Data records:
# # # # #
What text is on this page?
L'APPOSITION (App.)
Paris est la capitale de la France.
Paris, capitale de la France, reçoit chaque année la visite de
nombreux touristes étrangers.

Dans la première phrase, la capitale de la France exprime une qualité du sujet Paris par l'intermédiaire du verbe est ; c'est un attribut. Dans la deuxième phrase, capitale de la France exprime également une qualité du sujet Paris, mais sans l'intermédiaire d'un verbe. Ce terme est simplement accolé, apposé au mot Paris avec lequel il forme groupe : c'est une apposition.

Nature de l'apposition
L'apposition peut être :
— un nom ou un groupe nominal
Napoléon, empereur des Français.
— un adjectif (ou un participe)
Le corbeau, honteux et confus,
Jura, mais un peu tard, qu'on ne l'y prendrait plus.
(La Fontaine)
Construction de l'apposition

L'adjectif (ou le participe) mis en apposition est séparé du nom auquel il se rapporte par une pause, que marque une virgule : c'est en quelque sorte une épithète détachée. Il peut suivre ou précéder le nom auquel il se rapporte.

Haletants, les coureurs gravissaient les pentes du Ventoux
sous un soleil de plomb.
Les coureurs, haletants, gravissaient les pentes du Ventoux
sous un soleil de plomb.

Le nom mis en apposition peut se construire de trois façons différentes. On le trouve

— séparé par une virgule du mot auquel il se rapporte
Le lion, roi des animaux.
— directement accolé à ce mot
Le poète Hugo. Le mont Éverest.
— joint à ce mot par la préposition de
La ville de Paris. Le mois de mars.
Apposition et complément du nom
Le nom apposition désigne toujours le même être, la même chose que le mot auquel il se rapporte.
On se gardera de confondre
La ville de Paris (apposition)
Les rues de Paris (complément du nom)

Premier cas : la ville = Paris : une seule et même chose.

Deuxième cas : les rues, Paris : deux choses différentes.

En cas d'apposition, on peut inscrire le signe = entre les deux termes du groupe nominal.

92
# # # # #
- _Given request_
Take the lines above and print them exactly.

- _Answer in full_
What text is on this page?
L'APPOSITION (App.)
Paris est la capitale de la France.
Paris, capitale de la France, reçoit chaque année la visite de
nombreux touristes étrangers.

Dans la première phrase, la capitale de la France exprime une qualité du sujet Paris par l'intermédiaire du verbe est ; c'est un attribut. Dans la deuxième phrase, capitale de la France exprime également une qualité du sujet Paris, mais sans l'intermédiaire d'un verbe. Ce terme est simplement accolé, apposé au mot Paris avec lequel il forme groupe : c'est une apposition.

Nature de l'apposition
L'apposition peut être :
— un nom ou un groupe nominal
Napoléon, empereur des Français.
— un adjectif (ou un participe)
Le corbeau, honteux et confus,
Jura, mais un peu tard, qu'on ne l'y prendrait plus.
(La Fontaine)
Construction de l'apposition

L'adjectif (ou le participe) mis en apposition est séparé du nom auquel il se rapporte par une pause, que marque une virgule : c'est en quelque sorte une épithète détachée. Il peut suivre ou précéder le nom auquel il se rapporte.

Haletants, les coureurs gravissaient les pentes du Ventoux
sous un soleil de plomb.
Les coureurs, haletants, gravissaient les pentes du Ventoux
sous un soleil de plomb.

Le nom mis en apposition peut se construire de trois façons différentes. On le trouve

— séparé par une virgule du mot auquel il se rapporte
Le lion, roi des animaux.
— directement accolé à ce mot
Le poète Hugo. Le mont Éverest.
— joint à ce mot par la préposition de
La ville de Paris. Le mois de mars.
Apposition et complément du nom
Le nom apposition désigne toujours le même être, la même chose que le mot auquel il se rapporte.
On se gardera de confondre
La ville de Paris (apposition)
Les rues de Paris (complément du nom)

Premier cas : la ville = Paris : une seule et même chose.

Deuxième cas : les rues, Paris : deux choses différentes.

En cas d'apposition, on peut inscrire le signe = entre les deux termes du groupe nominal.

92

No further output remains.